▶
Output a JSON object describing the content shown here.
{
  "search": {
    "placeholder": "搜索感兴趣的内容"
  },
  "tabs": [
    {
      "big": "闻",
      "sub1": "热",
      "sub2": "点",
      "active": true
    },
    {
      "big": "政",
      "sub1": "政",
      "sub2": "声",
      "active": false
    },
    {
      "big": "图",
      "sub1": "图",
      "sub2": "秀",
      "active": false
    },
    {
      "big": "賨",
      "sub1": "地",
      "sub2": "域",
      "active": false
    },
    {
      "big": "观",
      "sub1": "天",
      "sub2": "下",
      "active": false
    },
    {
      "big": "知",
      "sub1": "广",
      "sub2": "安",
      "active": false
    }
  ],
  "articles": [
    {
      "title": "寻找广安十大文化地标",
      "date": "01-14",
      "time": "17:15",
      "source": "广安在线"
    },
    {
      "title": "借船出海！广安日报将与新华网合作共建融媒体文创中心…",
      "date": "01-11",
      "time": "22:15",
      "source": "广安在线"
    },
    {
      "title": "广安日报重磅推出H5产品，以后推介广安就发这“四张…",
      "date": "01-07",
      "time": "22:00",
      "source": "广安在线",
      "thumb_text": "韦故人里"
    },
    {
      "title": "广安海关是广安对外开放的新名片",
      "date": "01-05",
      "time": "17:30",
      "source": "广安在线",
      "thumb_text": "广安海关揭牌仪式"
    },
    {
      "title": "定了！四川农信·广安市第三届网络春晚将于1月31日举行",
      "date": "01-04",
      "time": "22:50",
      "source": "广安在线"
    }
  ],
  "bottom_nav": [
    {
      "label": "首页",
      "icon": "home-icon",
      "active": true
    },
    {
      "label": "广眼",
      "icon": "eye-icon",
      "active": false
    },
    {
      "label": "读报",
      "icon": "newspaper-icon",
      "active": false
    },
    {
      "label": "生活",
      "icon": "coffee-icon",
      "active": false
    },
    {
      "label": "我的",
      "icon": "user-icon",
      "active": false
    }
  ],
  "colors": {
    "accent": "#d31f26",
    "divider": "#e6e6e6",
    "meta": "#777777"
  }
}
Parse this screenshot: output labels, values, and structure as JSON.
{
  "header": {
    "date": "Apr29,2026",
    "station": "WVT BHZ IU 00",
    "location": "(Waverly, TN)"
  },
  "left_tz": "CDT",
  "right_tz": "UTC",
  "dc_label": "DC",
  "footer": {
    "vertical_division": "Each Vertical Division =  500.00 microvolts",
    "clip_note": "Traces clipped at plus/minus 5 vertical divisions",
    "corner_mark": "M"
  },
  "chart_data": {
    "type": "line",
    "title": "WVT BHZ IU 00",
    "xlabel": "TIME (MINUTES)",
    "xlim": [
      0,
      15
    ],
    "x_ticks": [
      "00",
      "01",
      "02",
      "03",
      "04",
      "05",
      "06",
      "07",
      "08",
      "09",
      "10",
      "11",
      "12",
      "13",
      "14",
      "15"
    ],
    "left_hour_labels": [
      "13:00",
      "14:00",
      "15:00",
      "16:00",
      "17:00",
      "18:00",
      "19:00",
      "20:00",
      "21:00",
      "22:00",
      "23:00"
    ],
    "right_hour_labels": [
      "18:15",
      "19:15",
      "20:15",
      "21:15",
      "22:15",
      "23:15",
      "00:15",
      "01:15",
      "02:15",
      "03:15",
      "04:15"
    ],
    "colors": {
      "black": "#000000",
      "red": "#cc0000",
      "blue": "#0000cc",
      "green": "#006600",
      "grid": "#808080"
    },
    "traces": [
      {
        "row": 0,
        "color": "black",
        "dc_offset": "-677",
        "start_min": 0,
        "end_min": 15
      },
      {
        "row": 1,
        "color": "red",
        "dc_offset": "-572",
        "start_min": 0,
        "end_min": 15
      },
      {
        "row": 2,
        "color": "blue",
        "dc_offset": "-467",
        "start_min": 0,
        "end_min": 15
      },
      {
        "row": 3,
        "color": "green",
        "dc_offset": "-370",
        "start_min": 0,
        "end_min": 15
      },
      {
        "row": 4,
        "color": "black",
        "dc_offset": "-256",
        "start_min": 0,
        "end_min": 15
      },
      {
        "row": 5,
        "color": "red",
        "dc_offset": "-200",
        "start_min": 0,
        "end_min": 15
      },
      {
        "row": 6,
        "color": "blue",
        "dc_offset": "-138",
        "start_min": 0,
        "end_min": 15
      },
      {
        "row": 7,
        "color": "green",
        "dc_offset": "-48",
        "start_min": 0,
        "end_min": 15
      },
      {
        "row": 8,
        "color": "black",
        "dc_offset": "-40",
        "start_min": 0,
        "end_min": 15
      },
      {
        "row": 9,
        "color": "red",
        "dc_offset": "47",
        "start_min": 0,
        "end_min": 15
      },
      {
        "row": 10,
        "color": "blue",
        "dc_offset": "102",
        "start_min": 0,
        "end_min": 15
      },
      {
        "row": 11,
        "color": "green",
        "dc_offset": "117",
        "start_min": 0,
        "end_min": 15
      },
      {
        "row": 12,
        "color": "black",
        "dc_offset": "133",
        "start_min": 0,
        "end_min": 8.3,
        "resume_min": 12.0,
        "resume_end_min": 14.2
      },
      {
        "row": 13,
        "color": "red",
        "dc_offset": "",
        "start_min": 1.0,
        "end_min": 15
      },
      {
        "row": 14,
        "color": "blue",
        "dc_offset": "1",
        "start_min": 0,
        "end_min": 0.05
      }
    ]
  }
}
◀
Repeat every entry word for word.

**THE ANSWER**
Output a JSON object describing the content shown here.
{
  "search": {
    "placeholder": "搜索感兴趣的内容"
  },
  "tabs": [
    {
      "big": "闻",
      "sub1": "热",
      "sub2": "点",
      "active": true
    },
    {
      "big": "政",
      "sub1": "政",
      "sub2": "声",
      "active": false
    },
    {
      "big": "图",
      "sub1": "图",
      "sub2": "秀",
      "active": false
    },
    {
      "big": "賨",
      "sub1": "地",
      "sub2": "域",
      "active": false
    },
    {
      "big": "观",
      "sub1": "天",
      "sub2": "下",
      "active": false
    },
    {
      "big": "知",
      "sub1": "广",
      "sub2": "安",
      "active": false
    }
  ],
  "articles": [
    {
      "title": "寻找广安十大文化地标",
      "date": "01-14",
      "time": "17:15",
      "source": "广安在线"
    },
    {
      "title": "借船出海！广安日报将与新华网合作共建融媒体文创中心…",
      "date": "01-11",
      "time": "22:15",
      "source": "广安在线"
    },
    {
      "title": "广安日报重磅推出H5产品，以后推介广安就发这“四张…",
      "date": "01-07",
      "time": "22:00",
      "source": "广安在线",
      "thumb_text": "韦故人里"
    },
    {
      "title": "广安海关是广安对外开放的新名片",
      "date": "01-05",
      "time": "17:30",
      "source": "广安在线",
      "thumb_text": "广安海关揭牌仪式"
    },
    {
      "title": "定了！四川农信·广安市第三届网络春晚将于1月31日举行",
      "date": "01-04",
      "time": "22:50",
      "source": "广安在线"
    }
  ],
  "bottom_nav": [
    {
      "label": "首页",
      "icon": "home-icon",
      "active": true
    },
    {
      "label": "广眼",
      "icon": "eye-icon",
      "active": false
    },
    {
      "label": "读报",
      "icon": "newspaper-icon",
      "active": false
    },
    {
      "label": "生活",
      "icon": "coffee-icon",
      "active": false
    },
    {
      "label": "我的",
      "icon": "user-icon",
      "active": false
    }
  ],
  "colors": {
    "accent": "#d31f26",
    "divider": "#e6e6e6",
    "meta": "#777777"
  }
}
Parse this screenshot: output labels, values, and structure as JSON.
{
  "header": {
    "date": "Apr29,2026",
    "station": "WVT BHZ IU 00",
    "location": "(Waverly, TN)"
  },
  "left_tz": "CDT",
  "right_tz": "UTC",
  "dc_label": "DC",
  "footer": {
    "vertical_division": "Each Vertical Division =  500.00 microvolts",
    "clip_note": "Traces clipped at plus/minus 5 vertical divisions",
    "corner_mark": "M"
  },
  "chart_data": {
    "type": "line",
    "title": "WVT BHZ IU 00",
    "xlabel": "TIME (MINUTES)",
    "xlim": [
      0,
      15
    ],
    "x_ticks": [
      "00",
      "01",
      "02",
      "03",
      "04",
      "05",
      "06",
      "07",
      "08",
      "09",
      "10",
      "11",
      "12",
      "13",
      "14",
      "15"
    ],
    "left_hour_labels": [
      "13:00",
      "14:00",
      "15:00",
      "16:00",
      "17:00",
      "18:00",
      "19:00",
      "20:00",
      "21:00",
      "22:00",
      "23:00"
    ],
    "right_hour_labels": [
      "18:15",
      "19:15",
      "20:15",
      "21:15",
      "22:15",
      "23:15",
      "00:15",
      "01:15",
      "02:15",
      "03:15",
      "04:15"
    ],
    "colors": {
      "black": "#000000",
      "red": "#cc0000",
      "blue": "#0000cc",
      "green": "#006600",
      "grid": "#808080"
    },
    "traces": [
      {
        "row": 0,
        "color": "black",
        "dc_offset": "-677",
        "start_min": 0,
        "end_min": 15
      },
      {
        "row": 1,
        "color": "red",
        "dc_offset": "-572",
        "start_min": 0,
        "end_min": 15
      },
      {
        "row": 2,
        "color": "blue",
        "dc_offset": "-467",
        "start_min": 0,
        "end_min": 15
      },
      {
        "row": 3,
        "color": "green",
        "dc_offset": "-370",
        "start_min": 0,
        "end_min": 15
      },
      {
        "row": 4,
        "color": "black",
        "dc_offset": "-256",
        "start_min": 0,
        "end_min": 15
      },
      {
        "row": 5,
        "color": "red",
        "dc_offset": "-200",
        "start_min": 0,
        "end_min": 15
      },
      {
        "row": 6,
        "color": "blue",
        "dc_offset": "-138",
        "start_min": 0,
        "end_min": 15
      },
      {
        "row": 7,
        "color": "green",
        "dc_offset": "-48",
        "start_min": 0,
        "end_min": 15
      },
      {
        "row": 8,
        "color": "black",
        "dc_offset": "-40",
        "start_min": 0,
        "end_min": 15
      },
      {
        "row": 9,
        "color": "red",
        "dc_offset": "47",
        "start_min": 0,
        "end_min": 15
      },
      {
        "row": 10,
        "color": "blue",
        "dc_offset": "102",
        "start_min": 0,
        "end_min": 15
      },
      {
        "row": 11,
        "color": "green",
        "dc_offset": "117",
        "start_min": 0,
        "end_min": 15
      },
      {
        "row": 12,
        "color": "black",
        "dc_offset": "133",
        "start_min": 0,
        "end_min": 8.3,
        "resume_min": 12.0,
        "resume_end_min": 14.2
      },
      {
        "row": 13,
        "color": "red",
        "dc_offset": "",
        "start_min": 1.0,
        "end_min": 15
      },
      {
        "row": 14,
        "color": "blue",
        "dc_offset": "1",
        "start_min": 0,
        "end_min": 0.05
      }
    ]
  }
}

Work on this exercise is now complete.